(Source records)
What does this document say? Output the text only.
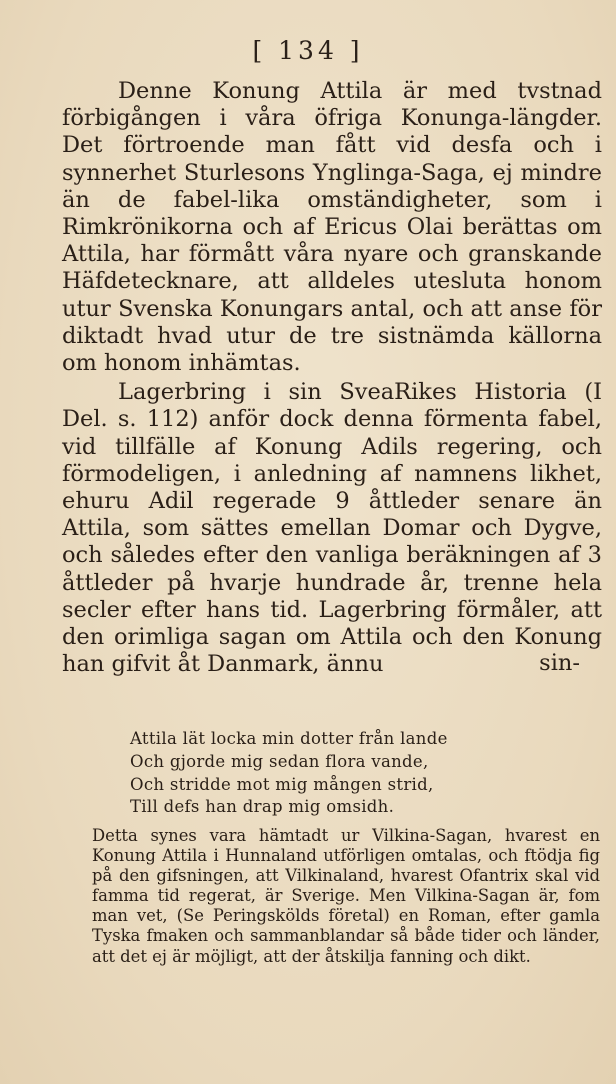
[ 134 ]

Denne Konung Attila är med tvstnad förbigången i våra öfriga Konunga-längder. Det förtroende man fått vid desfa och i synnerhet Sturlesons Ynglinga-Saga, ej mindre än de fabel-lika omständigheter, som i Rimkrönikorna och af Ericus Olai berättas om Attila, har förmått våra nyare och granskande Häfdetecknare, att alldeles utesluta honom utur Svenska Konungars antal, och att anse för diktadt hvad utur de tre sistnämda källorna om honom inhämtas.

Lagerbring i sin SveaRikes Historia (I Del. s. 112) anför dock denna förmenta fabel, vid tillfälle af Konung Adils regering, och förmodeligen, i anledning af namnens likhet, ehuru Adil regerade 9 åttleder senare än Attila, som sättes emellan Domar och Dygve, och således efter den vanliga beräkningen af 3 åttleder på hvarje hundrade år, trenne hela secler efter hans tid. Lagerbring förmåler, att den orimliga sagan om Attila och den Konung han gifvit åt Danmark, ännu	sin-
Attila lät locka min dotter från lande
Och gjorde mig sedan flora vande,
Och stridde mot mig mången strid,
Till defs han drap mig omsidh.

Detta synes vara hämtadt ur Vilkina-Sagan, hvarest en Konung Attila i Hunnaland utförligen omtalas, och ftödja fig på den gifsningen, att Vilkinaland, hvarest Ofantrix skal vid famma tid regerat, är Sverige. Men Vilkina-Sagan är, fom man vet, (Se Peringskölds företal) en Roman, efter gamla Tyska fmaken och sammanblandar så både tider och länder, att det ej är möjligt, att der åtskilja fanning och dikt.
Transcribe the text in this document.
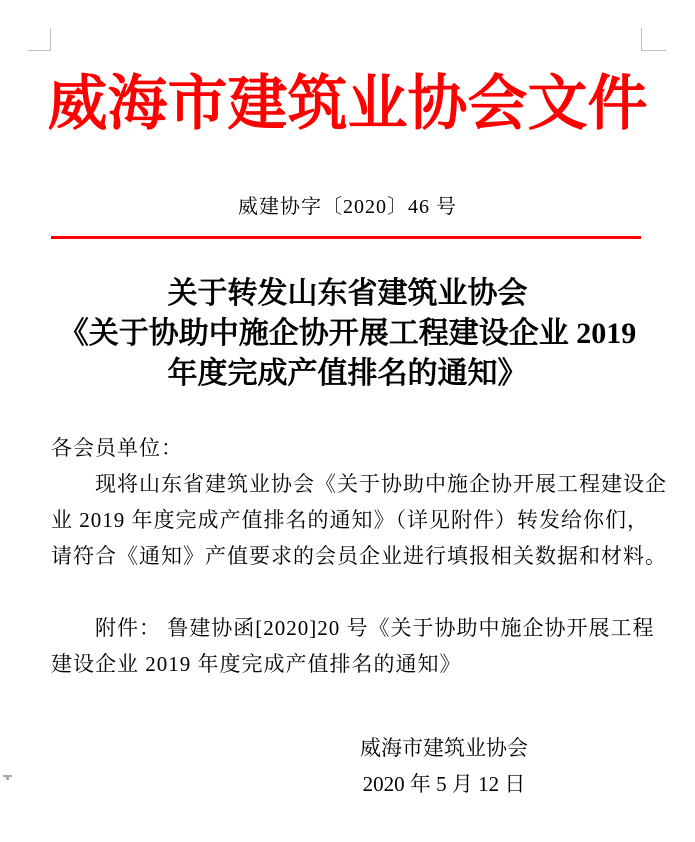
威海市建筑业协会文件
威建协字〔2020〕46 号
关于转发山东省建筑业协会
《关于协助中施企协开展工程建设企业 2019
年度完成产值排名的通知》
各会员单位：
现将山东省建筑业协会《关于协助中施企协开展工程建设企
业 2019 年度完成产值排名的通知》（详见附件）转发给你们，
请符合《通知》产值要求的会员企业进行填报相关数据和材料。
附件： 鲁建协函[2020]20 号《关于协助中施企协开展工程
建设企业 2019 年度完成产值排名的通知》
威海市建筑业协会
2020 年 5 月 12 日
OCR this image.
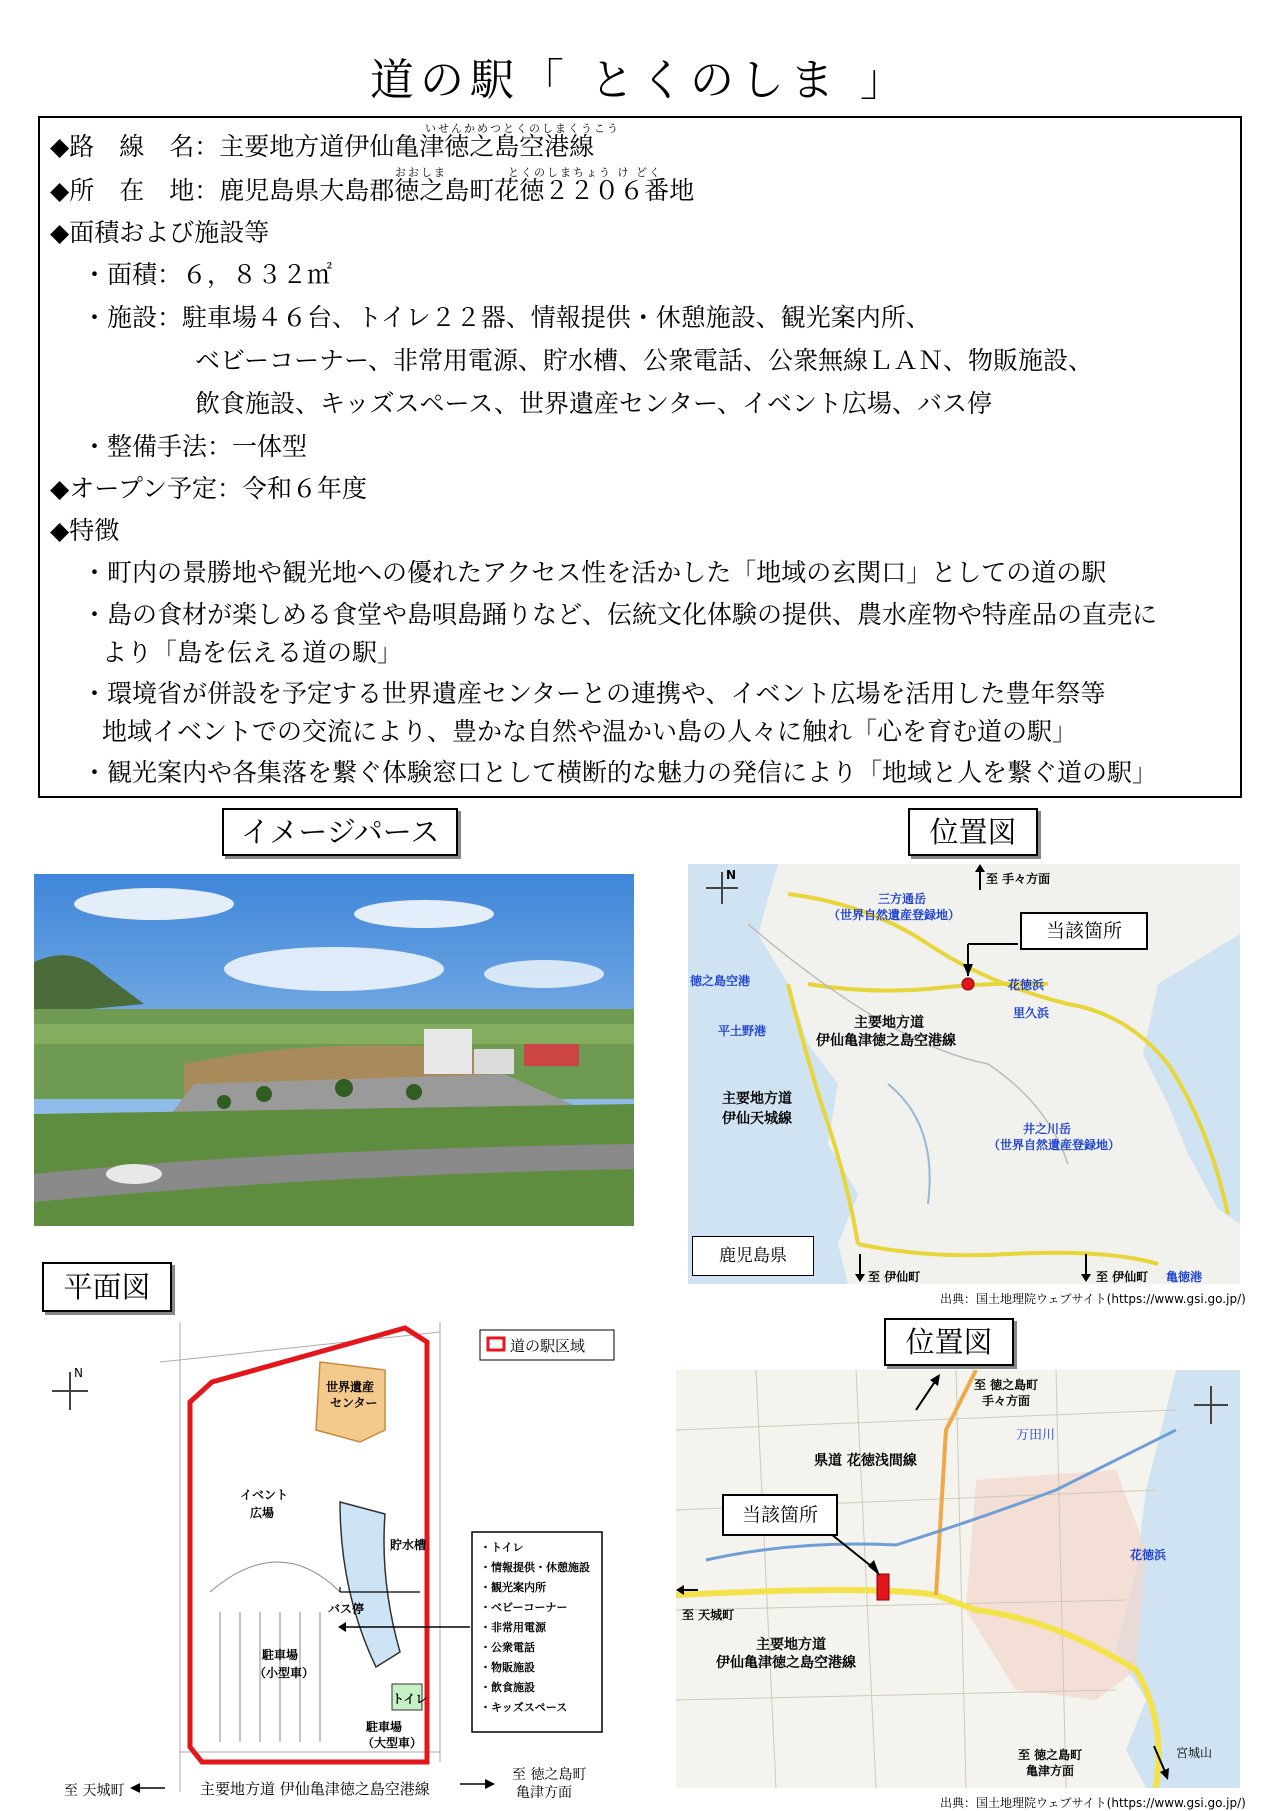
道の駅「 とくのしま 」
いせんかめつとくのしまくうこう
◆路　線　名：主要地方道伊仙亀津徳之島空港線
おおしま	とくのしまちょう け どく
◆所　在　地：鹿児島県大島郡徳之島町花徳２２０６番地
◆面積および施設等
・面積：６，８３２㎡
・施設：駐車場４６台、トイレ２２器、情報提供・休憩施設、観光案内所、
ベビーコーナー、非常用電源、貯水槽、公衆電話、公衆無線ＬＡＮ、物販施設、
飲食施設、キッズスペース、世界遺産センター、イベント広場、バス停
・整備手法：一体型
◆オープン予定：令和６年度
◆特徴
・町内の景勝地や観光地への優れたアクセス性を活かした「地域の玄関口」としての道の駅
・島の食材が楽しめる食堂や島唄島踊りなど、伝統文化体験の提供、農水産物や特産品の直売に
より「島を伝える道の駅」
・環境省が併設を予定する世界遺産センターとの連携や、イベント広場を活用した豊年祭等
地域イベントでの交流により、豊かな自然や温かい島の人々に触れ「心を育む道の駅」
・観光案内や各集落を繋ぐ体験窓口として横断的な魅力の発信により「地域と人を繋ぐ道の駅」
イメージパース	位置図
平面図
位置図
N	至 手々方面
三方通岳
（世界自然遺産登録地）
当該箇所
徳之島空港	花徳浜
里久浜
主要地方道
伊仙亀津徳之島空港線
平土野港
主要地方道
伊仙天城線
井之川岳
（世界自然遺産登録地）
鹿児島県
至 伊仙町	至 伊仙町 亀徳港
出典：国土地理院ウェブサイト(https://www.gsi.go.jp/)
N
道の駅区域
世界遺産
センター
イベント
広場
貯水槽
バス停
駐車場
（小型車）
トイレ
駐車場
（大型車）
・トイレ
・情報提供・休憩施設
・観光案内所
・ベビーコーナー
・非常用電源
・公衆電話
・物販施設
・飲食施設
・キッズスペース
主要地方道 伊仙亀津徳之島空港線
至 天城町
至 徳之島町
亀津方面
至 徳之島町
手々方面
県道 花徳浅間線
万田川
当該箇所
花徳浜
至 天城町
主要地方道
伊仙亀津徳之島空港線
至 徳之島町
亀津方面
宮城山
出典：国土地理院ウェブサイト(https://www.gsi.go.jp/)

- **Direction**:
Gather all lines where the word "text" appears.

- **Completed task**:
What does this document say? Output the text only.
Transcribe the text in this document.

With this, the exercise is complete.